Using the material that follows, identify and copy each line with the string "nApplications".

※ ※ ※

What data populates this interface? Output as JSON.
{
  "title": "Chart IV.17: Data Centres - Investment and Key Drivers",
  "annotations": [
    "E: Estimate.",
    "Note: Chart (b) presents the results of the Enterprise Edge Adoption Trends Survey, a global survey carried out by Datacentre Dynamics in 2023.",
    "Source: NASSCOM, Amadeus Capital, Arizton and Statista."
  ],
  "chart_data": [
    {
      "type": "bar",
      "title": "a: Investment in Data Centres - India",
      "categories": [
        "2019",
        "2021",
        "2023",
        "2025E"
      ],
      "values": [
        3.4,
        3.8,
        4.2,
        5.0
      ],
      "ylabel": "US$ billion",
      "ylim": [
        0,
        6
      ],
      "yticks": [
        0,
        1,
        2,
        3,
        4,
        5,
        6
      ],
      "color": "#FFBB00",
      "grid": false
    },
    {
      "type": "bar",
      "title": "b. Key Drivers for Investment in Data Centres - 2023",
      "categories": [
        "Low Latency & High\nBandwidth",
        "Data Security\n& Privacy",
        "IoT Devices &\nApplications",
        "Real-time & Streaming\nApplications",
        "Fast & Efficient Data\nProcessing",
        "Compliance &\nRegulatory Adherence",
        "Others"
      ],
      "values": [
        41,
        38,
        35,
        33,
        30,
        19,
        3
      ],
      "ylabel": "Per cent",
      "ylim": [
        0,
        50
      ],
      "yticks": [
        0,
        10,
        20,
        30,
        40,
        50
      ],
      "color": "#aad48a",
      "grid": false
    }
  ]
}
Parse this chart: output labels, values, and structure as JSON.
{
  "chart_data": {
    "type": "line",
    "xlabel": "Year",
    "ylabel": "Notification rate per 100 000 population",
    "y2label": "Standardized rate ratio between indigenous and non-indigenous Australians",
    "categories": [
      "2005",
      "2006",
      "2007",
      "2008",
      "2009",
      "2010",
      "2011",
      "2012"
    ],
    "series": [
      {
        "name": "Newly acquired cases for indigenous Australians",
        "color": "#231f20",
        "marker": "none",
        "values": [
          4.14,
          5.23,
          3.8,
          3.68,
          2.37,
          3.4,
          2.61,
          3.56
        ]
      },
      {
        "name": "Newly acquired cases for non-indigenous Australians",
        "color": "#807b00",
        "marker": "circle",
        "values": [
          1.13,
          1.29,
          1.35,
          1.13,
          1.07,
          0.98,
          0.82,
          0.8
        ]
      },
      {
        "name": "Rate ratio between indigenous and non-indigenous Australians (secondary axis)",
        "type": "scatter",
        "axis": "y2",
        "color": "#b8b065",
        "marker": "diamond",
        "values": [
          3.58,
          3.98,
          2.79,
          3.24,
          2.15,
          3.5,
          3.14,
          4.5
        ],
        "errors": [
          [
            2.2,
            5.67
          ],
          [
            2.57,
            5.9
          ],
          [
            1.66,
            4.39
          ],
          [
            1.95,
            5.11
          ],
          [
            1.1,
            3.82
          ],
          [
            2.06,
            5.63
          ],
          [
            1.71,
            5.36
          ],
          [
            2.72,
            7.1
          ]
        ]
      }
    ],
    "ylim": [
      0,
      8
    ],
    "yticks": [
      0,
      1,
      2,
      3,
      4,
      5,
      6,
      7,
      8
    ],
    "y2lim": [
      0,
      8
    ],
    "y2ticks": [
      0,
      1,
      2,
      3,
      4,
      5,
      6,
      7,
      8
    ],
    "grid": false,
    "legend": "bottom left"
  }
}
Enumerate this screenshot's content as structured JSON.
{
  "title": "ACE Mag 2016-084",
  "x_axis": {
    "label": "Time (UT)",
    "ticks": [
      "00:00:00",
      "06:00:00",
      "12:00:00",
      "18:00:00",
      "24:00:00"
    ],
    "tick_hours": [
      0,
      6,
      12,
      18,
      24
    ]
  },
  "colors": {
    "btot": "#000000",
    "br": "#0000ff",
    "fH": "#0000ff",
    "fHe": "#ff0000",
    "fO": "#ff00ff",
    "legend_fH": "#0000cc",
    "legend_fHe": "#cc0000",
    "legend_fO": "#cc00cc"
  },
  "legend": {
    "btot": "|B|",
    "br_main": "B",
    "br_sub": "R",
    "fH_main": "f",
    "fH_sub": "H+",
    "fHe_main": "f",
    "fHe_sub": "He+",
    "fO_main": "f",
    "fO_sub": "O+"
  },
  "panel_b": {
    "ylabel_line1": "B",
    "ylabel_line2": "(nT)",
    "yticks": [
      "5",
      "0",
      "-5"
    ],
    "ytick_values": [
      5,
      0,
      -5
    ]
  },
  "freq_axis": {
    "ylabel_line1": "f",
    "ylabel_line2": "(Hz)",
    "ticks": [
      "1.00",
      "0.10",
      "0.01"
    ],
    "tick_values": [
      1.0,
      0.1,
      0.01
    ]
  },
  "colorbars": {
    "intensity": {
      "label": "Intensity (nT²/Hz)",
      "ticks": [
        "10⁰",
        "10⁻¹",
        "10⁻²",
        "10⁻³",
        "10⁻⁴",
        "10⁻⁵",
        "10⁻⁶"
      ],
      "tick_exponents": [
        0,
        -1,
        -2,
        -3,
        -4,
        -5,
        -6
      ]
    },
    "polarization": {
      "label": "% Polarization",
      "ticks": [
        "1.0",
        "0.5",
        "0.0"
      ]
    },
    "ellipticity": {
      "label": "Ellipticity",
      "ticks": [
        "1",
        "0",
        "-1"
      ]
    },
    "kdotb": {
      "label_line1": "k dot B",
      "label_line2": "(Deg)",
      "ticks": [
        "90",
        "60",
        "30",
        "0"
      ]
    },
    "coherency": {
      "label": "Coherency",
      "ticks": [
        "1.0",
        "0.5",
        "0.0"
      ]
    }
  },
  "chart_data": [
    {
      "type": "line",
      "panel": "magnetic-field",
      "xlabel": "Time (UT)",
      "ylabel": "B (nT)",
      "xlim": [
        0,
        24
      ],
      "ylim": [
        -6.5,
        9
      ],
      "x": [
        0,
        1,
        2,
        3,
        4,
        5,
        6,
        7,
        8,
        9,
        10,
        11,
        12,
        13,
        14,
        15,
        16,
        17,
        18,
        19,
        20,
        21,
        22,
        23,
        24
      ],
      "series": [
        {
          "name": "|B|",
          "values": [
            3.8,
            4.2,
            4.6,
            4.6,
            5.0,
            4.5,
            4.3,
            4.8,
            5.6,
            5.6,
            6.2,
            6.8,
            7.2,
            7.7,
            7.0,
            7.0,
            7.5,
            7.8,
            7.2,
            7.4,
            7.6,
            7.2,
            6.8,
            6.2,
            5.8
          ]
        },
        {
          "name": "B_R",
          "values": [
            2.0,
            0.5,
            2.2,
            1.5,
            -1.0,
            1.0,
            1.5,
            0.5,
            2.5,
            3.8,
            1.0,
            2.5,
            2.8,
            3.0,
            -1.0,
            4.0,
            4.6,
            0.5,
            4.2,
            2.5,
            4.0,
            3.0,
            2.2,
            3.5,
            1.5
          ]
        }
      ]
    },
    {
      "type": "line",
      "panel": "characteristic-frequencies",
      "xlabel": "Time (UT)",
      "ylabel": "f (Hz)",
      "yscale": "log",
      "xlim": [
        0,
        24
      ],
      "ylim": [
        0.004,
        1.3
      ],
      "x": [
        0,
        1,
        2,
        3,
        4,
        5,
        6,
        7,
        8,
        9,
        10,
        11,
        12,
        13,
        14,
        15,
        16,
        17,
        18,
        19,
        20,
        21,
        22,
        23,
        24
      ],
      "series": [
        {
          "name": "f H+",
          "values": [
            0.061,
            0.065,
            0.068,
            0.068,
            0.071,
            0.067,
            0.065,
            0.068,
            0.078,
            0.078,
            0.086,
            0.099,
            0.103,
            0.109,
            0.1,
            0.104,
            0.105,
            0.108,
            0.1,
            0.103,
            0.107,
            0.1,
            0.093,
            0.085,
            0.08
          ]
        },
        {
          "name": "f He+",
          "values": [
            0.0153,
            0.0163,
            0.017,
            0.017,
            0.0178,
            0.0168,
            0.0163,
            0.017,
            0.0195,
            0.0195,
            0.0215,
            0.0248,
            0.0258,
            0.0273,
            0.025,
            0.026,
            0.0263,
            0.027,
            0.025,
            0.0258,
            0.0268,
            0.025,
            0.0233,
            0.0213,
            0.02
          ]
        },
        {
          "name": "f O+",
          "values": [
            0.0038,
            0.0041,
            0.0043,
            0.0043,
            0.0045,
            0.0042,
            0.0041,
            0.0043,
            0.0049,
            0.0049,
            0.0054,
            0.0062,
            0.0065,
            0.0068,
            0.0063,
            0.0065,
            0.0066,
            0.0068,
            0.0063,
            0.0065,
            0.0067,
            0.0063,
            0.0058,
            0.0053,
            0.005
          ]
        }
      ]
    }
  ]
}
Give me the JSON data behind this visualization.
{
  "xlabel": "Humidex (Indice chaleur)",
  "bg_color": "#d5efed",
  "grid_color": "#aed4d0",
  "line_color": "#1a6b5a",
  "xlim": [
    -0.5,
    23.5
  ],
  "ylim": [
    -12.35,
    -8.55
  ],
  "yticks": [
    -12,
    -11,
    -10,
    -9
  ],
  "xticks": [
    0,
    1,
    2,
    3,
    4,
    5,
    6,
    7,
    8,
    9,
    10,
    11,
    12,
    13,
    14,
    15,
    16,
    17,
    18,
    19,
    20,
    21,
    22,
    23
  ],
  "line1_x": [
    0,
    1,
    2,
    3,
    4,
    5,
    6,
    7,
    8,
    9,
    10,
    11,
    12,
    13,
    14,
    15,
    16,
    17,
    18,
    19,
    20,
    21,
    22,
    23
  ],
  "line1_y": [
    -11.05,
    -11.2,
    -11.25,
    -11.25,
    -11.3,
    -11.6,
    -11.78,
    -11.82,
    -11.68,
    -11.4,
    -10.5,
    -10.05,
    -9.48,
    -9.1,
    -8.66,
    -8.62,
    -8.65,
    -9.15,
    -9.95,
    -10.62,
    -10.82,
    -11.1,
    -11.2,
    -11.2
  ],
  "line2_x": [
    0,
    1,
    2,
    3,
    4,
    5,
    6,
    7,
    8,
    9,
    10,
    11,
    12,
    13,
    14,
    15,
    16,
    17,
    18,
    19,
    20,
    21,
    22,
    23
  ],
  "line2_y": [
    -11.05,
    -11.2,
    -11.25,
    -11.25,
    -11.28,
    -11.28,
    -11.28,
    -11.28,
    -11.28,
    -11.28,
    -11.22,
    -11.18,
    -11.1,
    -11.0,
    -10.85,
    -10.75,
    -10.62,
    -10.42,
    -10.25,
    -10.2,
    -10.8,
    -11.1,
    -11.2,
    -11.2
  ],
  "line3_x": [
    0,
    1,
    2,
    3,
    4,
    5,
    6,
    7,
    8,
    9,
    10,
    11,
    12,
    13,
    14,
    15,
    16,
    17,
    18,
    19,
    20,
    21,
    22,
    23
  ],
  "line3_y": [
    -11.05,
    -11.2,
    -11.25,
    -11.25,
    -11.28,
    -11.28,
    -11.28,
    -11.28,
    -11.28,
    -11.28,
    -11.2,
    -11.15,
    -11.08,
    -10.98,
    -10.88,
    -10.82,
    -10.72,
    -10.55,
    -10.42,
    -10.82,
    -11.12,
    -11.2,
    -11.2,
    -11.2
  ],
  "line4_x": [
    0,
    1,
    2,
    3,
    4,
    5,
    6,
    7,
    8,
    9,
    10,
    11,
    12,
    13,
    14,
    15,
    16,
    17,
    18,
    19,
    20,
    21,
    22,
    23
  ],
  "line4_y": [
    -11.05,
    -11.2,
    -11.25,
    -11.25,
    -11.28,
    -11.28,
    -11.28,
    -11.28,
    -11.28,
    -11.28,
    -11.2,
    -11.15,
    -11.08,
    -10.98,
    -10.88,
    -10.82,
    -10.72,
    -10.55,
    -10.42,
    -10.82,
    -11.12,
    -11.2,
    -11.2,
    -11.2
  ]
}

※ ※ ※

# Answer to this task
        "IoT Devices &\nApplications",
        "Real-time & Streaming\nApplications",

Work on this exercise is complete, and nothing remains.